## [THE REQUEST]
For the entries below, how many lines include the word "sometimes"? Give the figure and nothing more.

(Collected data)
◇ ◇ ◇

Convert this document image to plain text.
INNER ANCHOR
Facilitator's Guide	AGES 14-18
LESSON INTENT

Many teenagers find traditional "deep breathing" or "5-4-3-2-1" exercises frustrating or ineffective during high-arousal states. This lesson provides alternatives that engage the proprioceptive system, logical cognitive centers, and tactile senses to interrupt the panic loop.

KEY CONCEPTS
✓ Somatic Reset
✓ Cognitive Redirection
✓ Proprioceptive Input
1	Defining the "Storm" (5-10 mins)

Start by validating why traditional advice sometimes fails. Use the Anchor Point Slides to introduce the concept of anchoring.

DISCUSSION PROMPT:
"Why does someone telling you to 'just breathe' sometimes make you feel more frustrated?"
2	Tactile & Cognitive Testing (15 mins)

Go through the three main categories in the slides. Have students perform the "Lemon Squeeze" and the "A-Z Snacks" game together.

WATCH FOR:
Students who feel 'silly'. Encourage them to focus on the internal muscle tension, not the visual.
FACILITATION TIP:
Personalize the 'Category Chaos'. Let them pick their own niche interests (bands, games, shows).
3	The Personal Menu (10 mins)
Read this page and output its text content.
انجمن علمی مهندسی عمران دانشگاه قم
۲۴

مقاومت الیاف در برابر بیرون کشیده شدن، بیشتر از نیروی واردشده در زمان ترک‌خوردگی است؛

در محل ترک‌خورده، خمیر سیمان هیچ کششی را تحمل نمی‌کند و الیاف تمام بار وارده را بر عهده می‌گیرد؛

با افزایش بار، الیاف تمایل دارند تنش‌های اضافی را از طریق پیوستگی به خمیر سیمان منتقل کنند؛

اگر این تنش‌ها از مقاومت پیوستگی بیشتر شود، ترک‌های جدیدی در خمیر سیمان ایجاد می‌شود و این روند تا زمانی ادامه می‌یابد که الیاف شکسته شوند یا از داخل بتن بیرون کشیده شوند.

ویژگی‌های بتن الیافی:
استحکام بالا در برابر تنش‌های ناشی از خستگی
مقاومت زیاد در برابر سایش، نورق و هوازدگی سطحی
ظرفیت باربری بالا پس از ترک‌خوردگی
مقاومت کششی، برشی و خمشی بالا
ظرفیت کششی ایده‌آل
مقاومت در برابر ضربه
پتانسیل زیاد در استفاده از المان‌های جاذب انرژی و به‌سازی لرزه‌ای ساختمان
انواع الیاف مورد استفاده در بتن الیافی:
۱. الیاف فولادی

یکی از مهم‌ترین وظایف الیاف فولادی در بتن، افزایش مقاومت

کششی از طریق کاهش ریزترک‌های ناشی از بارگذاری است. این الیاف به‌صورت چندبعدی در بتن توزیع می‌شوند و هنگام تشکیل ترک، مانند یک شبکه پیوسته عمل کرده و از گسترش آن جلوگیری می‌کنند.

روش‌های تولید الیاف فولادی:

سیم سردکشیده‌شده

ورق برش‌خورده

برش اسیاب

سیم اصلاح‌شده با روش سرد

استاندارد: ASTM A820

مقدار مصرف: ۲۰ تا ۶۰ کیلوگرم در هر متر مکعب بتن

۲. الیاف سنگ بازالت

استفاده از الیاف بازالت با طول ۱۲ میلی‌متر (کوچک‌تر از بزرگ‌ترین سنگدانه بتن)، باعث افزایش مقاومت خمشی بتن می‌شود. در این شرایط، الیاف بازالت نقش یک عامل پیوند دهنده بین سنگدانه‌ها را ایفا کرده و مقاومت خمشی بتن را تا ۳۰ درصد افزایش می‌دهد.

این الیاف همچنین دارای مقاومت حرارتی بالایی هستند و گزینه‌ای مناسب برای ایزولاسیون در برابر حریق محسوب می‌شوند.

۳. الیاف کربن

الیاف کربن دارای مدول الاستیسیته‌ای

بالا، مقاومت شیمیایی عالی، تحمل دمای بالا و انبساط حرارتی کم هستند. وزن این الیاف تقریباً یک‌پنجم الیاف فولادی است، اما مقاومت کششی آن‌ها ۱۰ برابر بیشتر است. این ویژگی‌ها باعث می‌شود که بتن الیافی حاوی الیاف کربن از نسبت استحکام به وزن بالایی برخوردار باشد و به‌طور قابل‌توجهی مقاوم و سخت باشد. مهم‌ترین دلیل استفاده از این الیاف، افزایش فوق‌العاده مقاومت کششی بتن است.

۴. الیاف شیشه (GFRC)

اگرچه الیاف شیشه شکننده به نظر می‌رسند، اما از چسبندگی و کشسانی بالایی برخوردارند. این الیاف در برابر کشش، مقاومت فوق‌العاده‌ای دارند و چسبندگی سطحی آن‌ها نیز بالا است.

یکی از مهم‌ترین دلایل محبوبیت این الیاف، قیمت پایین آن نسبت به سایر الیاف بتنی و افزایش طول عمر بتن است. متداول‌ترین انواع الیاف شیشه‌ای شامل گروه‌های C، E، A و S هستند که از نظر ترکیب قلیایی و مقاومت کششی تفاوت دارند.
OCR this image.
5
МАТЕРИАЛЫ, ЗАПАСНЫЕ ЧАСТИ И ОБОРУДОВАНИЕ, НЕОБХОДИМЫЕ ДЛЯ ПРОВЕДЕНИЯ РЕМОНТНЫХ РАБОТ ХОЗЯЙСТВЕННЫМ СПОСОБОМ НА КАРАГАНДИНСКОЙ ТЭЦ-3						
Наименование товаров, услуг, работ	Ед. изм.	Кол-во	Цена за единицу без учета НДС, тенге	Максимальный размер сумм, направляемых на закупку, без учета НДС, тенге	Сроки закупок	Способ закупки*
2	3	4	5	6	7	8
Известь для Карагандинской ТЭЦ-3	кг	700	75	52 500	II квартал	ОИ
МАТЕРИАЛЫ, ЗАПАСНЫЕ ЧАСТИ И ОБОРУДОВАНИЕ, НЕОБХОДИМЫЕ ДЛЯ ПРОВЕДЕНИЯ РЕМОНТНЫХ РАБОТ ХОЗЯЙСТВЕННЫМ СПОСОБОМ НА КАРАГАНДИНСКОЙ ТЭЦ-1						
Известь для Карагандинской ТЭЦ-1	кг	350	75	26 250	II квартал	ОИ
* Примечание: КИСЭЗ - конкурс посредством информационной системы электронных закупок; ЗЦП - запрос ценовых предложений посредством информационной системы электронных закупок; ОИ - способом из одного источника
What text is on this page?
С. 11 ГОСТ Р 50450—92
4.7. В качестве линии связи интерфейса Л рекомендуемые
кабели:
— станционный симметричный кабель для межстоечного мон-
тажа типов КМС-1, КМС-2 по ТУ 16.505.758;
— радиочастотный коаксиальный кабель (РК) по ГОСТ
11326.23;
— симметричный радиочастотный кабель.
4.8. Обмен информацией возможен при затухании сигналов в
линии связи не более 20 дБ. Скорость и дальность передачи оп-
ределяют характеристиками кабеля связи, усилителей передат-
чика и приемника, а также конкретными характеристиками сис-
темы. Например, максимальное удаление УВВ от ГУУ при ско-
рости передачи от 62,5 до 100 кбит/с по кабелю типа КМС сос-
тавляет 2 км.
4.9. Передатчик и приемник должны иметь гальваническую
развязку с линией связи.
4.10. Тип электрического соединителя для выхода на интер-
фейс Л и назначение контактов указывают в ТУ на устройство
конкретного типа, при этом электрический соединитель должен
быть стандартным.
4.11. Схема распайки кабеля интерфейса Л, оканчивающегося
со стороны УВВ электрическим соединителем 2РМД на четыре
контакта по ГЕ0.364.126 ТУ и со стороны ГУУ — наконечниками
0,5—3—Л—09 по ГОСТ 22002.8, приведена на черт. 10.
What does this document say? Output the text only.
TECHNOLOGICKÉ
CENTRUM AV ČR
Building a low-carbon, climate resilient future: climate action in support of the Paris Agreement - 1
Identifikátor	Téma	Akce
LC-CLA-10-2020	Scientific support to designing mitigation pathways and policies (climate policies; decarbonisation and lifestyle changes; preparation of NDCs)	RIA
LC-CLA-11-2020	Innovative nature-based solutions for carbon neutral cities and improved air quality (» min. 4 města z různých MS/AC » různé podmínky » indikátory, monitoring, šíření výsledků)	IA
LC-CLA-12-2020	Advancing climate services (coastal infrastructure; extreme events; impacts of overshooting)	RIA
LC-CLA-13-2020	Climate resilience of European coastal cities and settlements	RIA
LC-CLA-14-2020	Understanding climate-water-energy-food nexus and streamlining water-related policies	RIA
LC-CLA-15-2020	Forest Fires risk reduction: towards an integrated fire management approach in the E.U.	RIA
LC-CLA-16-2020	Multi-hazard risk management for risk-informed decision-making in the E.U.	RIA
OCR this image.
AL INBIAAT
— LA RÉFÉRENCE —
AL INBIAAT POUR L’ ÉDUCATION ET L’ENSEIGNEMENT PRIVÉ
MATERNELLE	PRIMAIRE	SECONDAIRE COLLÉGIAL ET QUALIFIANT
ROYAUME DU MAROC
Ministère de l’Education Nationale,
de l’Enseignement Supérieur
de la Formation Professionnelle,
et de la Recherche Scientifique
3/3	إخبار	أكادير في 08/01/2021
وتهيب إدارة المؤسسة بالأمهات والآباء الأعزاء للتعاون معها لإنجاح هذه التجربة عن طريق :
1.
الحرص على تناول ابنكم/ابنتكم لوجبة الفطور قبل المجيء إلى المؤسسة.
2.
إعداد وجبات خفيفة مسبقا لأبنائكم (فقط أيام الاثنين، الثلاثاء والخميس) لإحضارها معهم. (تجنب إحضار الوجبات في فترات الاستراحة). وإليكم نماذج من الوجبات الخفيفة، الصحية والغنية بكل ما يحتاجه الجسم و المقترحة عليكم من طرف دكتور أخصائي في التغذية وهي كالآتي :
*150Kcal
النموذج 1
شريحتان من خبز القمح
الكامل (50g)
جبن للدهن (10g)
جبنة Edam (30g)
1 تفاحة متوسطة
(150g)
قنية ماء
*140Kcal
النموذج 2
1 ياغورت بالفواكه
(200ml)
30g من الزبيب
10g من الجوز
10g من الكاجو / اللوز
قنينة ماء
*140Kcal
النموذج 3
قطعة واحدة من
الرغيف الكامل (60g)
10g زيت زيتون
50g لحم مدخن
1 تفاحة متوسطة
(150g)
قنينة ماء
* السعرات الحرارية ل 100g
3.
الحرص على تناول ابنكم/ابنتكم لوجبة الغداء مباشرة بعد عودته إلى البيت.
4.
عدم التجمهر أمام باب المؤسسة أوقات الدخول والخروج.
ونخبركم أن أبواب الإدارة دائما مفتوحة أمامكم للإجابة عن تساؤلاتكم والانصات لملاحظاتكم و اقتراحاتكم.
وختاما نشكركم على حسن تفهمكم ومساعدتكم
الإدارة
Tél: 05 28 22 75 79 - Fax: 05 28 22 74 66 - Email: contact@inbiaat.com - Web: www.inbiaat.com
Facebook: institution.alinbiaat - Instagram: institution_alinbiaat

◇ ◇ ◇

## [COMPLETE RESPONSE]
2